═════ Extracted entries

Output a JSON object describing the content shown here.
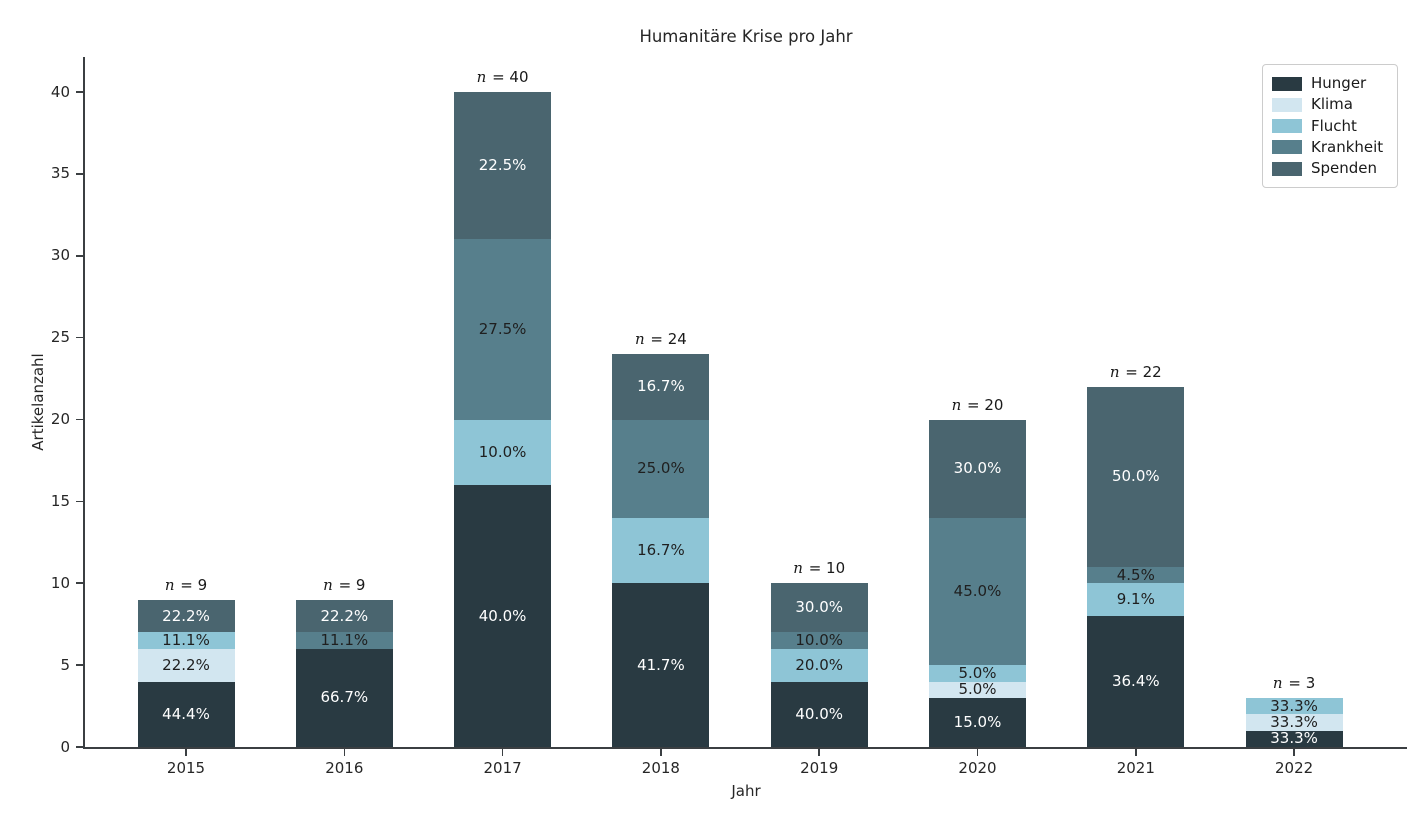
{
  "chart_data": {
    "type": "bar",
    "stacked": true,
    "title": "Humanitäre Krise pro Jahr",
    "xlabel": "Jahr",
    "ylabel": "Artikelanzahl",
    "ylim": [
      0,
      42.2
    ],
    "yticks": [
      0,
      5,
      10,
      15,
      20,
      25,
      30,
      35,
      40
    ],
    "grid": false,
    "categories": [
      "2015",
      "2016",
      "2017",
      "2018",
      "2019",
      "2020",
      "2021",
      "2022"
    ],
    "legend": {
      "position": "upper right",
      "entries": [
        "Hunger",
        "Klima",
        "Flucht",
        "Krankheit",
        "Spenden"
      ]
    },
    "series_colors": {
      "Hunger": "#293a42",
      "Klima": "#d2e6f0",
      "Flucht": "#8ec5d6",
      "Krankheit": "#577f8c",
      "Spenden": "#4a656f"
    },
    "label_text_colors": {
      "Hunger": "#ffffff",
      "Klima": "#1f1f1f",
      "Flucht": "#1f1f1f",
      "Krankheit": "#1f1f1f",
      "Spenden": "#ffffff"
    },
    "bars": [
      {
        "category": "2015",
        "n_label": "n = 9",
        "total": 9,
        "segments": [
          {
            "series": "Hunger",
            "count": 4,
            "pct_label": "44.4%"
          },
          {
            "series": "Klima",
            "count": 2,
            "pct_label": "22.2%"
          },
          {
            "series": "Flucht",
            "count": 1,
            "pct_label": "11.1%"
          },
          {
            "series": "Spenden",
            "count": 2,
            "pct_label": "22.2%"
          }
        ]
      },
      {
        "category": "2016",
        "n_label": "n = 9",
        "total": 9,
        "segments": [
          {
            "series": "Hunger",
            "count": 6,
            "pct_label": "66.7%"
          },
          {
            "series": "Krankheit",
            "count": 1,
            "pct_label": "11.1%"
          },
          {
            "series": "Spenden",
            "count": 2,
            "pct_label": "22.2%"
          }
        ]
      },
      {
        "category": "2017",
        "n_label": "n = 40",
        "total": 40,
        "segments": [
          {
            "series": "Hunger",
            "count": 16,
            "pct_label": "40.0%"
          },
          {
            "series": "Flucht",
            "count": 4,
            "pct_label": "10.0%"
          },
          {
            "series": "Krankheit",
            "count": 11,
            "pct_label": "27.5%"
          },
          {
            "series": "Spenden",
            "count": 9,
            "pct_label": "22.5%"
          }
        ]
      },
      {
        "category": "2018",
        "n_label": "n = 24",
        "total": 24,
        "segments": [
          {
            "series": "Hunger",
            "count": 10,
            "pct_label": "41.7%"
          },
          {
            "series": "Flucht",
            "count": 4,
            "pct_label": "16.7%"
          },
          {
            "series": "Krankheit",
            "count": 6,
            "pct_label": "25.0%"
          },
          {
            "series": "Spenden",
            "count": 4,
            "pct_label": "16.7%"
          }
        ]
      },
      {
        "category": "2019",
        "n_label": "n = 10",
        "total": 10,
        "segments": [
          {
            "series": "Hunger",
            "count": 4,
            "pct_label": "40.0%"
          },
          {
            "series": "Flucht",
            "count": 2,
            "pct_label": "20.0%"
          },
          {
            "series": "Krankheit",
            "count": 1,
            "pct_label": "10.0%"
          },
          {
            "series": "Spenden",
            "count": 3,
            "pct_label": "30.0%"
          }
        ]
      },
      {
        "category": "2020",
        "n_label": "n = 20",
        "total": 20,
        "segments": [
          {
            "series": "Hunger",
            "count": 3,
            "pct_label": "15.0%"
          },
          {
            "series": "Klima",
            "count": 1,
            "pct_label": "5.0%"
          },
          {
            "series": "Flucht",
            "count": 1,
            "pct_label": "5.0%"
          },
          {
            "series": "Krankheit",
            "count": 9,
            "pct_label": "45.0%"
          },
          {
            "series": "Spenden",
            "count": 6,
            "pct_label": "30.0%"
          }
        ]
      },
      {
        "category": "2021",
        "n_label": "n = 22",
        "total": 22,
        "segments": [
          {
            "series": "Hunger",
            "count": 8,
            "pct_label": "36.4%"
          },
          {
            "series": "Flucht",
            "count": 2,
            "pct_label": "9.1%"
          },
          {
            "series": "Krankheit",
            "count": 1,
            "pct_label": "4.5%"
          },
          {
            "series": "Spenden",
            "count": 11,
            "pct_label": "50.0%"
          }
        ]
      },
      {
        "category": "2022",
        "n_label": "n = 3",
        "total": 3,
        "segments": [
          {
            "series": "Hunger",
            "count": 1,
            "pct_label": "33.3%"
          },
          {
            "series": "Klima",
            "count": 1,
            "pct_label": "33.3%"
          },
          {
            "series": "Flucht",
            "count": 1,
            "pct_label": "33.3%"
          }
        ]
      }
    ]
  }
}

══════════

• [Exercise goal]:
Scan the material above and determine how many lines include the word "category"; report only the number.

• [Full solution]:
8